### Goal of the exercise
Where a line in the listing below contains the word "National", copy that line.

(Collected data)
---

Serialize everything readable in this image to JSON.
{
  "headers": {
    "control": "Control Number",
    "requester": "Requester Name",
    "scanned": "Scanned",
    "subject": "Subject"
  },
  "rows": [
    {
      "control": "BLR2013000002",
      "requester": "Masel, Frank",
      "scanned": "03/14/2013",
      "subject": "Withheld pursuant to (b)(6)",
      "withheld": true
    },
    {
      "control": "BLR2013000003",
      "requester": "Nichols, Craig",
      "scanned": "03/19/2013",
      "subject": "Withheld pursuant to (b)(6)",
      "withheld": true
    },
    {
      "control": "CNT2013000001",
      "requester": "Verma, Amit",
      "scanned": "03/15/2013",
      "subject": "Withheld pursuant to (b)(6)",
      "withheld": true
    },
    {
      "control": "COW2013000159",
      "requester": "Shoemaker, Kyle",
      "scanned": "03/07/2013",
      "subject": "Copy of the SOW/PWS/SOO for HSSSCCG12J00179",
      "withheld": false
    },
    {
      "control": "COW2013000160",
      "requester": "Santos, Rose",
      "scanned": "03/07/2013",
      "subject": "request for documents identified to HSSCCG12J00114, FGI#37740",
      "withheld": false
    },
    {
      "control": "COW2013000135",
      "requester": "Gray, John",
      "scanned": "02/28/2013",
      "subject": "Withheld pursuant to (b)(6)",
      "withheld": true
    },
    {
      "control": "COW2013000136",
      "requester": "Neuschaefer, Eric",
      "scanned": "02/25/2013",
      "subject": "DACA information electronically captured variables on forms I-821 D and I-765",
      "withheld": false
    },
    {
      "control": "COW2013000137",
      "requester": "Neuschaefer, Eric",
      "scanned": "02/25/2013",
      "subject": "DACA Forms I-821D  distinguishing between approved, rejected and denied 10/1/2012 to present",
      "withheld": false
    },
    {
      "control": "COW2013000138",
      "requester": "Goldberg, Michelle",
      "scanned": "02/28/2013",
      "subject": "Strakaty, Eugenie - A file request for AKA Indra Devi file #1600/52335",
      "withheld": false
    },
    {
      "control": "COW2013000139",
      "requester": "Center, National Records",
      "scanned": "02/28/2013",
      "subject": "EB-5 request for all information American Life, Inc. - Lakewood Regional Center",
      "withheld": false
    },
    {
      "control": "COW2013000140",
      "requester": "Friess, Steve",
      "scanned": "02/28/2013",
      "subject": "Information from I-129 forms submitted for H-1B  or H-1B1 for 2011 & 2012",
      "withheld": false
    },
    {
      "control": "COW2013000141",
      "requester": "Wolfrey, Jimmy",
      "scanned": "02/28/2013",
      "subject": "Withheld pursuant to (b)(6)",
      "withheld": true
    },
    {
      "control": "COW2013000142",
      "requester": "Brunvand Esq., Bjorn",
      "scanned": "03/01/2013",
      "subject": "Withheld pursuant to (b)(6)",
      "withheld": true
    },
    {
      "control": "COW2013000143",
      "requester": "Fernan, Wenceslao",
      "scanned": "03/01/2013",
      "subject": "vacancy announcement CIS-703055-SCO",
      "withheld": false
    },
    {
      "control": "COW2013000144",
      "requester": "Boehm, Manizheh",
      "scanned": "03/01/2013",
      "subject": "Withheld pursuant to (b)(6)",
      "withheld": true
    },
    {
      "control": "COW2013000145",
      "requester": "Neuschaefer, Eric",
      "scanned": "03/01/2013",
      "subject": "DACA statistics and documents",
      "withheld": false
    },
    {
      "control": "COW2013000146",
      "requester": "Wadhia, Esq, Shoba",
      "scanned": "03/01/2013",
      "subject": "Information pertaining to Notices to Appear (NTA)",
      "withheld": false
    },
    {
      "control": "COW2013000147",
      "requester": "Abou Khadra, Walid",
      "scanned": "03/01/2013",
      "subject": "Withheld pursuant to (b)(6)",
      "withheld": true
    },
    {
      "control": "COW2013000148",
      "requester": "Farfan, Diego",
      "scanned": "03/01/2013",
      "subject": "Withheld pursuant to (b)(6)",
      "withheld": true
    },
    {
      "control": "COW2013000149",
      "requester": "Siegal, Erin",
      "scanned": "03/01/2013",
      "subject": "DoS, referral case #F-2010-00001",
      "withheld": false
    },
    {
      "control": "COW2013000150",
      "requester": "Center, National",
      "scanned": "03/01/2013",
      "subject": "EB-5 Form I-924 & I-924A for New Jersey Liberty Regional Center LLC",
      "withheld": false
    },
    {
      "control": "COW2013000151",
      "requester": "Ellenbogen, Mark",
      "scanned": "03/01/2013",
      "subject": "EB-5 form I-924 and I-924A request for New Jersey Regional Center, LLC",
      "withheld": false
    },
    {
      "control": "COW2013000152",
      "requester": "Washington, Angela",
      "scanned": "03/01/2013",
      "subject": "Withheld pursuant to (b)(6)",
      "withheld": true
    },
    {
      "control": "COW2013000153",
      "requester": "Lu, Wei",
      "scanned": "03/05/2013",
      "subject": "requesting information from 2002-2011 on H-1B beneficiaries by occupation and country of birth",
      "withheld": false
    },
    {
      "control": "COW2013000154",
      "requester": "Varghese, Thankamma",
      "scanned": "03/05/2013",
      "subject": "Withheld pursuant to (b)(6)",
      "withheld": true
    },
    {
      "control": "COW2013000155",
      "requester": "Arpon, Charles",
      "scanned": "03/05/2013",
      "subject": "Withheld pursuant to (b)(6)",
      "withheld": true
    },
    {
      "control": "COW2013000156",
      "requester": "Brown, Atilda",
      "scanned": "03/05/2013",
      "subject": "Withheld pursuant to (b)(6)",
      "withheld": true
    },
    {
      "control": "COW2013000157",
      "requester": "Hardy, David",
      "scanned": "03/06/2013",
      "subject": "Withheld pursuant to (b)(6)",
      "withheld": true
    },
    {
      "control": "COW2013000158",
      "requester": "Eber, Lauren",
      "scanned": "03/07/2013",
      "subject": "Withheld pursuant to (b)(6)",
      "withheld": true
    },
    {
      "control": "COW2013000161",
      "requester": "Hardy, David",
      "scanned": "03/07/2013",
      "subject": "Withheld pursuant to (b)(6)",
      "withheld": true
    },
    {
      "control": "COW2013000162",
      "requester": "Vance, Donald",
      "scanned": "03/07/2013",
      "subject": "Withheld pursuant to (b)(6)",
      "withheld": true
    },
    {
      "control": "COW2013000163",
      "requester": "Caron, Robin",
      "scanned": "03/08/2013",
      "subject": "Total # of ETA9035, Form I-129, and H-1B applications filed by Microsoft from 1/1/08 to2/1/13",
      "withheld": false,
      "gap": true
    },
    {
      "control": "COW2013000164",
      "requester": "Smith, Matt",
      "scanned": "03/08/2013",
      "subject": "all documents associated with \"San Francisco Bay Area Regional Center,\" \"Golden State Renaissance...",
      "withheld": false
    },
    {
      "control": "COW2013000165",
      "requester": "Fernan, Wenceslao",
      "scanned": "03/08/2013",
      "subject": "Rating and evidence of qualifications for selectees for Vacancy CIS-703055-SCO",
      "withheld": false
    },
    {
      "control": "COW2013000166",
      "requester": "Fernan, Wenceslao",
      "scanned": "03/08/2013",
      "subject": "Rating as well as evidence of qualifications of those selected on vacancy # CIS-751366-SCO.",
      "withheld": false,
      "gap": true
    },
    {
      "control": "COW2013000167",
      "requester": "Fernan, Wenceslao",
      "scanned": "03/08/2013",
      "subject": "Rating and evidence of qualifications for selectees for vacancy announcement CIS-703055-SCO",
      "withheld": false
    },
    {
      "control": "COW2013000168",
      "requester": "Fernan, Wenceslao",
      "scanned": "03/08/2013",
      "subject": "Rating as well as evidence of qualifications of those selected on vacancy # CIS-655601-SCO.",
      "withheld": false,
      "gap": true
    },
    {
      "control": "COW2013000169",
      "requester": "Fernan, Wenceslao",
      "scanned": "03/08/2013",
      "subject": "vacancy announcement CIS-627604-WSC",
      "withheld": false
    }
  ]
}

---

### The solution
      "requester": "Center, National Records",
      "requester": "Center, National",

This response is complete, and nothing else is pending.